» **THE REQUEST**:
From the entries below, copy every line holding the word "není".

» **TASK INPUT**:
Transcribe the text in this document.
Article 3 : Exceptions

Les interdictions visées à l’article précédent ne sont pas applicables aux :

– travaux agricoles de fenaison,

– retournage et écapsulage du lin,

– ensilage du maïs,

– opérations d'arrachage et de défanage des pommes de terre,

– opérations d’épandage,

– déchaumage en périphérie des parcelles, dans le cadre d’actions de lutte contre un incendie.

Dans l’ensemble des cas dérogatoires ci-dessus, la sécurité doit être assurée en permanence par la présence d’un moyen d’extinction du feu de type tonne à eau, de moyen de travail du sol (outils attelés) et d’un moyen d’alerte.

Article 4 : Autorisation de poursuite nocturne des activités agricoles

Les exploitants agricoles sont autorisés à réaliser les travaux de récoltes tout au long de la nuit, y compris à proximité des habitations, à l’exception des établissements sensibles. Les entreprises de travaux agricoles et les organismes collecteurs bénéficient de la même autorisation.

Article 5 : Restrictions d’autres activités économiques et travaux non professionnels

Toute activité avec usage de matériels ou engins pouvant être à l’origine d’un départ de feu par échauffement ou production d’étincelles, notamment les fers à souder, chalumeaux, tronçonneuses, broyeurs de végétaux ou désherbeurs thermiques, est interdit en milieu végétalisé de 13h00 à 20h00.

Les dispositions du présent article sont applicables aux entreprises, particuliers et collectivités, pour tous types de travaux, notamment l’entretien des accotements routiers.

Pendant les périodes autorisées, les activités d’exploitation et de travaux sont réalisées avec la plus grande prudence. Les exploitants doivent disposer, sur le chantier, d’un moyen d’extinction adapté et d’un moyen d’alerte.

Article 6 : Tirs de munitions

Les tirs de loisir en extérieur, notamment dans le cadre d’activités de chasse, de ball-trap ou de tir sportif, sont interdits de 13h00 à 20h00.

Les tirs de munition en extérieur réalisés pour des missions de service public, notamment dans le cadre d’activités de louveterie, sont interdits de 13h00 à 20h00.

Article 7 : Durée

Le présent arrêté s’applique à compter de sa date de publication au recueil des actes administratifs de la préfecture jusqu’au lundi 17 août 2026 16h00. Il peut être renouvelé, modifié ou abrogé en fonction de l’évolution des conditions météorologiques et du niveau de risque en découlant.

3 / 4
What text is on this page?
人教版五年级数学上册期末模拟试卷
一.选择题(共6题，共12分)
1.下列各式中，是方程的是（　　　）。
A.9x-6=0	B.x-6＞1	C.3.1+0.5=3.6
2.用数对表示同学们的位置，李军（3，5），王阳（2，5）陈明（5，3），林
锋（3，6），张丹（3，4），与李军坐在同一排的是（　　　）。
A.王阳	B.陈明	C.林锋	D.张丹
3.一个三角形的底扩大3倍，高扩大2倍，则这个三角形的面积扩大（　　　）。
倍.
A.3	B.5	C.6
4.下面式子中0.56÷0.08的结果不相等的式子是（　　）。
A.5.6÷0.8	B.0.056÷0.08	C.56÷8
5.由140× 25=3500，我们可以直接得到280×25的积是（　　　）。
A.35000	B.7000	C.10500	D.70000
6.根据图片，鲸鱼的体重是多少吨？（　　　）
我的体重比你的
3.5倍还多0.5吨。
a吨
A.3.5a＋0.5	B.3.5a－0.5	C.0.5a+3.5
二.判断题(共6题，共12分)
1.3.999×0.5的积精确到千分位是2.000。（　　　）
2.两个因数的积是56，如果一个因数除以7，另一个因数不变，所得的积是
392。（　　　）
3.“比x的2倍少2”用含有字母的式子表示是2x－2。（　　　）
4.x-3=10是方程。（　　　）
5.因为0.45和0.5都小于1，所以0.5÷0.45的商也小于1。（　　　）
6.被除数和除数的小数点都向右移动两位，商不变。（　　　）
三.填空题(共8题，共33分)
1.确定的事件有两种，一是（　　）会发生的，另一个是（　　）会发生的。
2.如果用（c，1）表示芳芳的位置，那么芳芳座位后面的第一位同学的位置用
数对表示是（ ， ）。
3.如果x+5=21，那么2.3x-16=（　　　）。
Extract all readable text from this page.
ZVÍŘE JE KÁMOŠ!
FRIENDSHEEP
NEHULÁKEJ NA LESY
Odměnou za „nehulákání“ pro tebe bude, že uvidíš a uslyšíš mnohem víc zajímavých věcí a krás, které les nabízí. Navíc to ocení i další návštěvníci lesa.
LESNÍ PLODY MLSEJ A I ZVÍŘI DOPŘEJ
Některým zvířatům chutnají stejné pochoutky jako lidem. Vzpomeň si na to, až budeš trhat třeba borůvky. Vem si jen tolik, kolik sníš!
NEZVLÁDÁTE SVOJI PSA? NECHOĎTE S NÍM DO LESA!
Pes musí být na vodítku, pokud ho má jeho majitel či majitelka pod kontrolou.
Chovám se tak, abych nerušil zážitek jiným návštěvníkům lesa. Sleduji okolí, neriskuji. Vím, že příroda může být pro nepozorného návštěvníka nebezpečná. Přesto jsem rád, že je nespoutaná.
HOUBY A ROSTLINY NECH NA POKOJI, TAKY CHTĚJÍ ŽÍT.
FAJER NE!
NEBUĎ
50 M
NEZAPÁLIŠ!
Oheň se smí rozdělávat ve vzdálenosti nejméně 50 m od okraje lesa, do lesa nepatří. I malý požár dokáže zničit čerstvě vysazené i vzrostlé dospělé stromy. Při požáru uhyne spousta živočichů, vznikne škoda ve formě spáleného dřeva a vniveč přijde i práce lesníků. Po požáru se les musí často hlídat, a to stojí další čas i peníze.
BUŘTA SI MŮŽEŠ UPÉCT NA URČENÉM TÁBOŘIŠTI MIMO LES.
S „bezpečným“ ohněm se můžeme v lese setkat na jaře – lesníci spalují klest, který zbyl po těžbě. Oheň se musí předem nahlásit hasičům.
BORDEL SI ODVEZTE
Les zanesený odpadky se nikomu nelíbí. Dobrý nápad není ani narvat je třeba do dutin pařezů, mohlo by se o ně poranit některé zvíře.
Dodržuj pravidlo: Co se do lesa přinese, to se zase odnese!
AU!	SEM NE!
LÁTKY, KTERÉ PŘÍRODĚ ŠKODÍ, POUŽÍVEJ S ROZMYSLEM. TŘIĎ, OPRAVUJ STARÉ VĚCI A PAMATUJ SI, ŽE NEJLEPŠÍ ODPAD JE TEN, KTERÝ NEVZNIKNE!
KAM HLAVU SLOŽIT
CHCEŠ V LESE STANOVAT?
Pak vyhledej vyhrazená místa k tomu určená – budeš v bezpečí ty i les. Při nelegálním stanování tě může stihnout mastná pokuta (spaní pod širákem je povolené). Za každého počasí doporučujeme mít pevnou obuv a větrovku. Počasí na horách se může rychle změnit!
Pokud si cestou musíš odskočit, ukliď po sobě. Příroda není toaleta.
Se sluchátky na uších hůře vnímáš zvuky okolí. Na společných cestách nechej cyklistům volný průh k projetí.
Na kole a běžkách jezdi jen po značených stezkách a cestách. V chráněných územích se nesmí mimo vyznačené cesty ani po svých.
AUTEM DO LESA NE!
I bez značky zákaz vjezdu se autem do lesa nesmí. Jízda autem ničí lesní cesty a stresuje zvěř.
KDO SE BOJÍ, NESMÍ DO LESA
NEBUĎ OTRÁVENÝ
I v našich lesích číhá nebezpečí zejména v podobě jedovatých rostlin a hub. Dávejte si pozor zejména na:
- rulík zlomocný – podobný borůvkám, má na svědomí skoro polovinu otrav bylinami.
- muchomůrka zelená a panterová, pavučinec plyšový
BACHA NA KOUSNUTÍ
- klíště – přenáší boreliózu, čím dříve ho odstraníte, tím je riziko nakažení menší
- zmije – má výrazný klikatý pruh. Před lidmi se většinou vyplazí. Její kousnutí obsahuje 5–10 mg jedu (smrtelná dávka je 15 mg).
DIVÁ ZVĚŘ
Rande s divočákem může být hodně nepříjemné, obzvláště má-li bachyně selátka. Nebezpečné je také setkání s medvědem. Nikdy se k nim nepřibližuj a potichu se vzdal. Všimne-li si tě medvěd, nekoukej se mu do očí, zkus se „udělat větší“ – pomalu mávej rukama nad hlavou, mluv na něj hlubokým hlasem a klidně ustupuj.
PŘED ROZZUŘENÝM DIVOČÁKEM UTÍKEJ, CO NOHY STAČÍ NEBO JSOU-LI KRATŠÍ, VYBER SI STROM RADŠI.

» **FINAL RESULT**:
Les zanesený odpadky se nikomu nelíbí. Dobrý nápad není ani narvat je třeba do dutin pařezů, mohlo by se o ně poranit některé zvíře.
Pokud si cestou musíš odskočit, ukliď po sobě. Příroda není toaleta.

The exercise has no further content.